DIRECTIONS FOR THIS TASK - Apart from the pictures, every entry below should be repeated exactly.

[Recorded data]
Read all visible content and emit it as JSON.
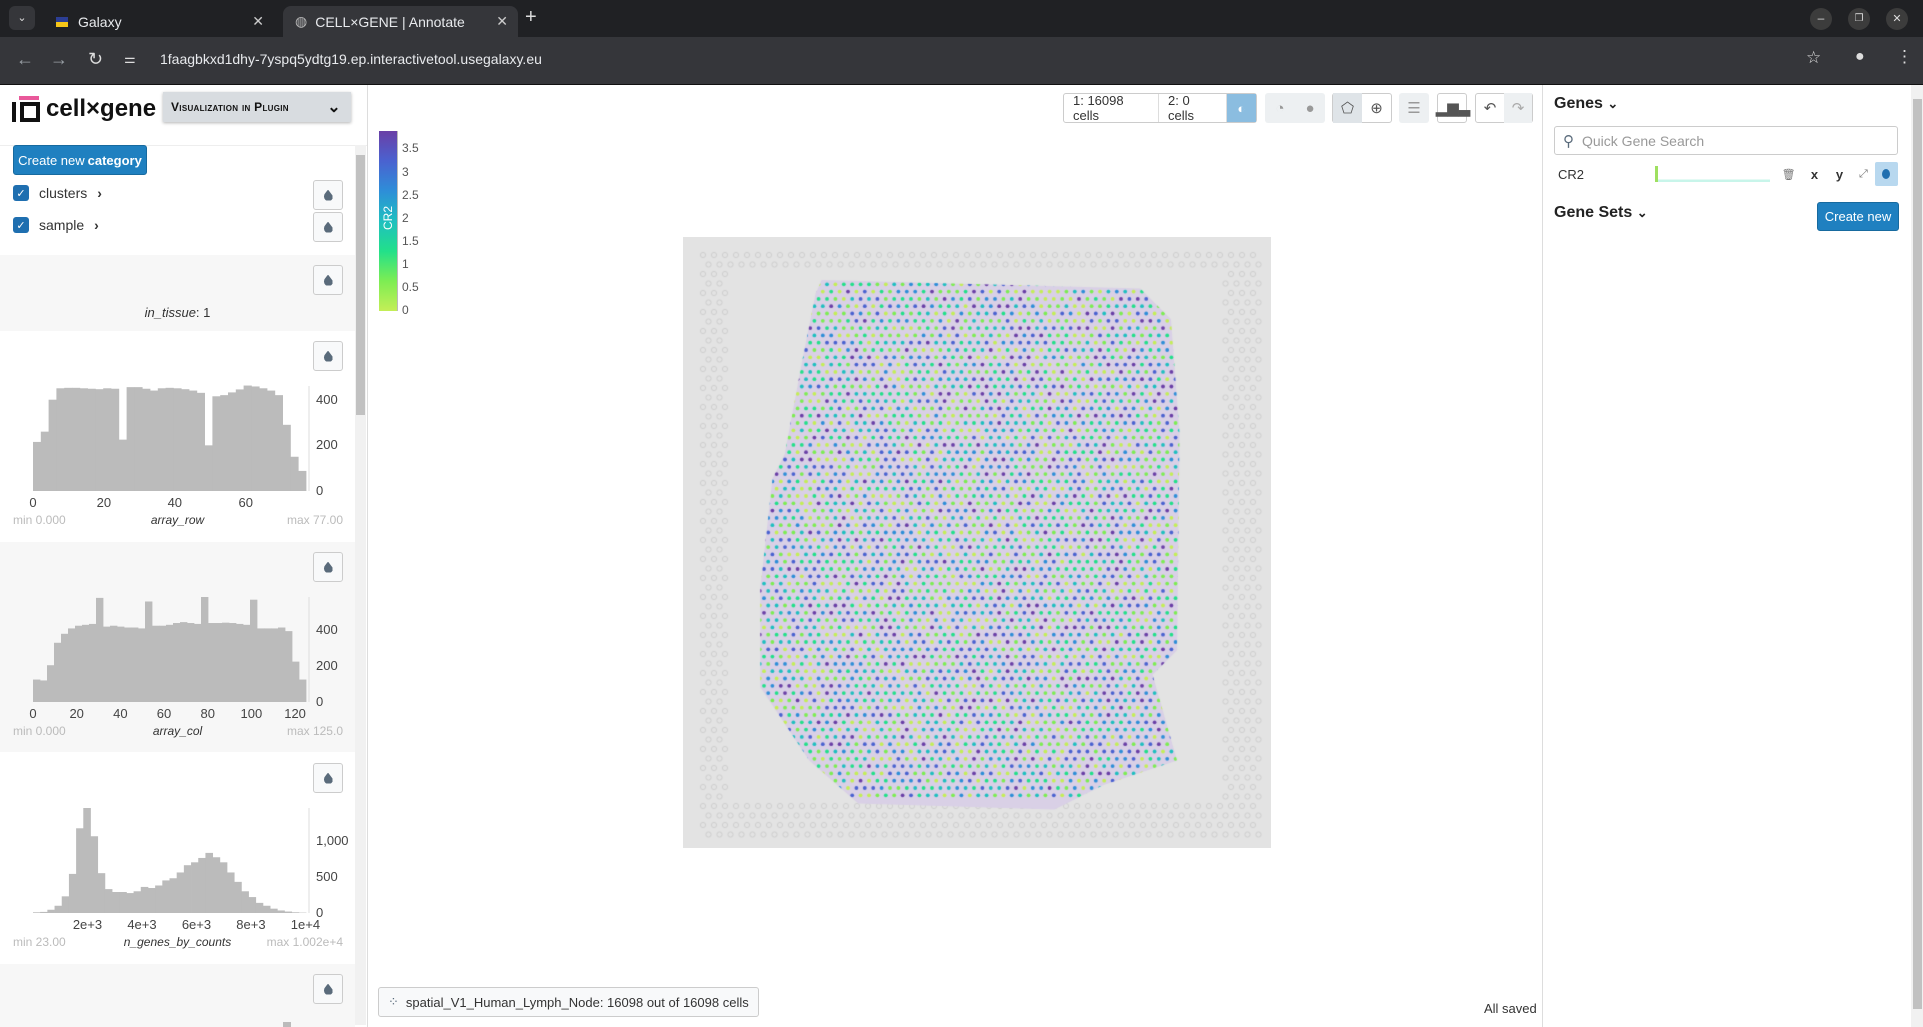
{
  "browser": {
    "tabs": [
      {
        "label": "Galaxy"
      },
      {
        "label": "CELL×GENE | Annotate"
      }
    ],
    "url": "1faagbkxd1dhy-7yspq5ydtg19.ep.interactivetool.usegalaxy.eu"
  },
  "app": {
    "logo": "cell×gene",
    "plugin_select": "Visualization in Plugin"
  },
  "sidebar": {
    "create_btn_normal": "Create new ",
    "create_btn_bold": "category",
    "categories": [
      {
        "label": "clusters",
        "checked": true
      },
      {
        "label": "sample",
        "checked": true
      }
    ],
    "in_tissue": {
      "name": "in_tissue",
      "value": ": 1"
    }
  },
  "chart_data": [
    {
      "type": "bar",
      "field": "array_row",
      "min_label": "min 0.000",
      "max_label": "max 77.00",
      "xlim": [
        0,
        77
      ],
      "ylim": [
        0,
        460
      ],
      "xticks": [
        "0",
        "20",
        "40",
        "60"
      ],
      "xtick_values": [
        0,
        20,
        40,
        60
      ],
      "yticks": [
        "0",
        "200",
        "400"
      ],
      "ytick_values": [
        0,
        200,
        400
      ],
      "bins": [
        215,
        260,
        400,
        450,
        452,
        452,
        450,
        448,
        446,
        450,
        448,
        225,
        455,
        455,
        448,
        440,
        450,
        452,
        450,
        446,
        440,
        430,
        200,
        415,
        420,
        432,
        445,
        462,
        458,
        450,
        440,
        420,
        290,
        150,
        88
      ]
    },
    {
      "type": "bar",
      "field": "array_col",
      "min_label": "min 0.000",
      "max_label": "max 125.0",
      "xlim": [
        0,
        125
      ],
      "ylim": [
        0,
        585
      ],
      "xticks": [
        "0",
        "20",
        "40",
        "60",
        "80",
        "100",
        "120"
      ],
      "xtick_values": [
        0,
        20,
        40,
        60,
        80,
        100,
        120
      ],
      "yticks": [
        "0",
        "200",
        "400"
      ],
      "ytick_values": [
        0,
        200,
        400
      ],
      "bins": [
        125,
        120,
        205,
        330,
        380,
        410,
        425,
        430,
        435,
        580,
        420,
        425,
        420,
        415,
        415,
        410,
        560,
        425,
        425,
        430,
        440,
        445,
        440,
        435,
        585,
        440,
        440,
        442,
        440,
        435,
        430,
        570,
        410,
        410,
        410,
        415,
        395,
        225,
        125
      ]
    },
    {
      "type": "bar",
      "field": "n_genes_by_counts",
      "min_label": "min 23.00",
      "max_label": "max 1.002e+4",
      "xlim": [
        0,
        10020
      ],
      "ylim": [
        0,
        1450
      ],
      "xticks": [
        "2e+3",
        "4e+3",
        "6e+3",
        "8e+3",
        "1e+4"
      ],
      "xtick_values": [
        2000,
        4000,
        6000,
        8000,
        10000
      ],
      "yticks": [
        "0",
        "500",
        "1,000"
      ],
      "ytick_values": [
        0,
        500,
        1000
      ],
      "bins": [
        10,
        15,
        45,
        100,
        230,
        540,
        1170,
        1450,
        1060,
        550,
        330,
        290,
        290,
        275,
        300,
        360,
        345,
        380,
        450,
        480,
        560,
        660,
        700,
        760,
        830,
        770,
        700,
        560,
        430,
        300,
        220,
        140,
        100,
        60,
        35,
        20,
        10,
        5
      ]
    }
  ],
  "colorbar": {
    "gene": "CR2",
    "ticks": [
      "3.5",
      "3",
      "2.5",
      "2",
      "1.5",
      "1",
      "0.5",
      "0"
    ],
    "colors": [
      "#6a3fa6",
      "#4a62d0",
      "#2e8ed8",
      "#1fbfc0",
      "#22e08a",
      "#7ded53",
      "#c4ee57"
    ]
  },
  "toolbar": {
    "set1": "1: 16098 cells",
    "set2": "2: 0 cells"
  },
  "status": {
    "embedding": "spatial_V1_Human_Lymph_Node: 16098 out of 16098 cells",
    "saved": "All saved"
  },
  "genes": {
    "title": "Genes",
    "search_placeholder": "Quick Gene Search",
    "items": [
      {
        "name": "CR2",
        "x": "x",
        "y": "y"
      }
    ],
    "gene_sets_title": "Gene Sets",
    "create_new": "Create new"
  }
}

EXERCISE SOLUTION -
Read all visible content and emit it as JSON.
{
  "browser": {
    "tabs": [
      {
        "label": "Galaxy"
      },
      {
        "label": "CELL×GENE | Annotate"
      }
    ],
    "url": "1faagbkxd1dhy-7yspq5ydtg19.ep.interactivetool.usegalaxy.eu"
  },
  "app": {
    "logo": "cell×gene",
    "plugin_select": "Visualization in Plugin"
  },
  "sidebar": {
    "create_btn_normal": "Create new ",
    "create_btn_bold": "category",
    "categories": [
      {
        "label": "clusters",
        "checked": true
      },
      {
        "label": "sample",
        "checked": true
      }
    ],
    "in_tissue": {
      "name": "in_tissue",
      "value": ": 1"
    }
  },
  "chart_data": [
    {
      "type": "bar",
      "field": "array_row",
      "min_label": "min 0.000",
      "max_label": "max 77.00",
      "xlim": [
        0,
        77
      ],
      "ylim": [
        0,
        460
      ],
      "xticks": [
        "0",
        "20",
        "40",
        "60"
      ],
      "xtick_values": [
        0,
        20,
        40,
        60
      ],
      "yticks": [
        "0",
        "200",
        "400"
      ],
      "ytick_values": [
        0,
        200,
        400
      ],
      "bins": [
        215,
        260,
        400,
        450,
        452,
        452,
        450,
        448,
        446,
        450,
        448,
        225,
        455,
        455,
        448,
        440,
        450,
        452,
        450,
        446,
        440,
        430,
        200,
        415,
        420,
        432,
        445,
        462,
        458,
        450,
        440,
        420,
        290,
        150,
        88
      ]
    },
    {
      "type": "bar",
      "field": "array_col",
      "min_label": "min 0.000",
      "max_label": "max 125.0",
      "xlim": [
        0,
        125
      ],
      "ylim": [
        0,
        585
      ],
      "xticks": [
        "0",
        "20",
        "40",
        "60",
        "80",
        "100",
        "120"
      ],
      "xtick_values": [
        0,
        20,
        40,
        60,
        80,
        100,
        120
      ],
      "yticks": [
        "0",
        "200",
        "400"
      ],
      "ytick_values": [
        0,
        200,
        400
      ],
      "bins": [
        125,
        120,
        205,
        330,
        380,
        410,
        425,
        430,
        435,
        580,
        420,
        425,
        420,
        415,
        415,
        410,
        560,
        425,
        425,
        430,
        440,
        445,
        440,
        435,
        585,
        440,
        440,
        442,
        440,
        435,
        430,
        570,
        410,
        410,
        410,
        415,
        395,
        225,
        125
      ]
    },
    {
      "type": "bar",
      "field": "n_genes_by_counts",
      "min_label": "min 23.00",
      "max_label": "max 1.002e+4",
      "xlim": [
        0,
        10020
      ],
      "ylim": [
        0,
        1450
      ],
      "xticks": [
        "2e+3",
        "4e+3",
        "6e+3",
        "8e+3",
        "1e+4"
      ],
      "xtick_values": [
        2000,
        4000,
        6000,
        8000,
        10000
      ],
      "yticks": [
        "0",
        "500",
        "1,000"
      ],
      "ytick_values": [
        0,
        500,
        1000
      ],
      "bins": [
        10,
        15,
        45,
        100,
        230,
        540,
        1170,
        1450,
        1060,
        550,
        330,
        290,
        290,
        275,
        300,
        360,
        345,
        380,
        450,
        480,
        560,
        660,
        700,
        760,
        830,
        770,
        700,
        560,
        430,
        300,
        220,
        140,
        100,
        60,
        35,
        20,
        10,
        5
      ]
    }
  ],
  "colorbar": {
    "gene": "CR2",
    "ticks": [
      "3.5",
      "3",
      "2.5",
      "2",
      "1.5",
      "1",
      "0.5",
      "0"
    ],
    "colors": [
      "#6a3fa6",
      "#4a62d0",
      "#2e8ed8",
      "#1fbfc0",
      "#22e08a",
      "#7ded53",
      "#c4ee57"
    ]
  },
  "toolbar": {
    "set1": "1: 16098 cells",
    "set2": "2: 0 cells"
  },
  "status": {
    "embedding": "spatial_V1_Human_Lymph_Node: 16098 out of 16098 cells",
    "saved": "All saved"
  },
  "genes": {
    "title": "Genes",
    "search_placeholder": "Quick Gene Search",
    "items": [
      {
        "name": "CR2",
        "x": "x",
        "y": "y"
      }
    ],
    "gene_sets_title": "Gene Sets",
    "create_new": "Create new"
  }
}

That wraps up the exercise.